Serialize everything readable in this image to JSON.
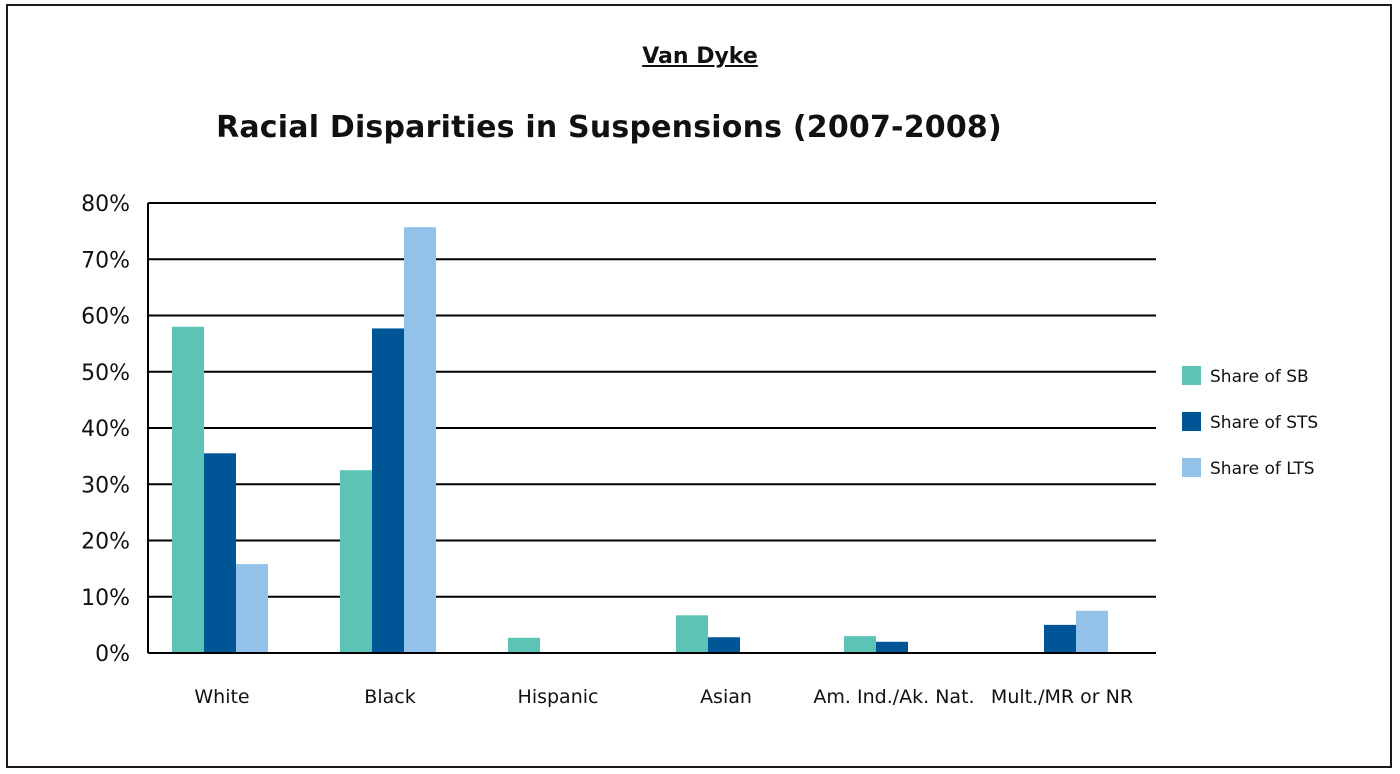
{
  "header": {
    "supertitle": "Van Dyke"
  },
  "chart_data": {
    "type": "bar",
    "title": "Racial Disparities in Suspensions (2007-2008)",
    "xlabel": "",
    "ylabel": "",
    "ylim": [
      0,
      80
    ],
    "yticks": [
      "0%",
      "10%",
      "20%",
      "30%",
      "40%",
      "50%",
      "60%",
      "70%",
      "80%"
    ],
    "grid": true,
    "legend_position": "right",
    "categories": [
      "White",
      "Black",
      "Hispanic",
      "Asian",
      "Am. Ind./Ak. Nat.",
      "Mult./MR or NR"
    ],
    "series": [
      {
        "name": "Share of SB",
        "color": "#5bc4b6",
        "values": [
          58,
          32.5,
          2.7,
          6.7,
          3.0,
          0
        ]
      },
      {
        "name": "Share of STS",
        "color": "#005596",
        "values": [
          35.5,
          57.7,
          0,
          2.8,
          2.0,
          5.0
        ]
      },
      {
        "name": "Share of LTS",
        "color": "#92c1e9",
        "values": [
          15.8,
          75.7,
          0,
          0,
          0,
          7.5
        ]
      }
    ]
  }
}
++++++++++++++++++++
▸ **Objective**:
Select and copy every line of the material that holds the string "name".

▸ **Written response**:
        "name": "Share of SB",
        "name": "Share of STS",
        "name": "Share of LTS",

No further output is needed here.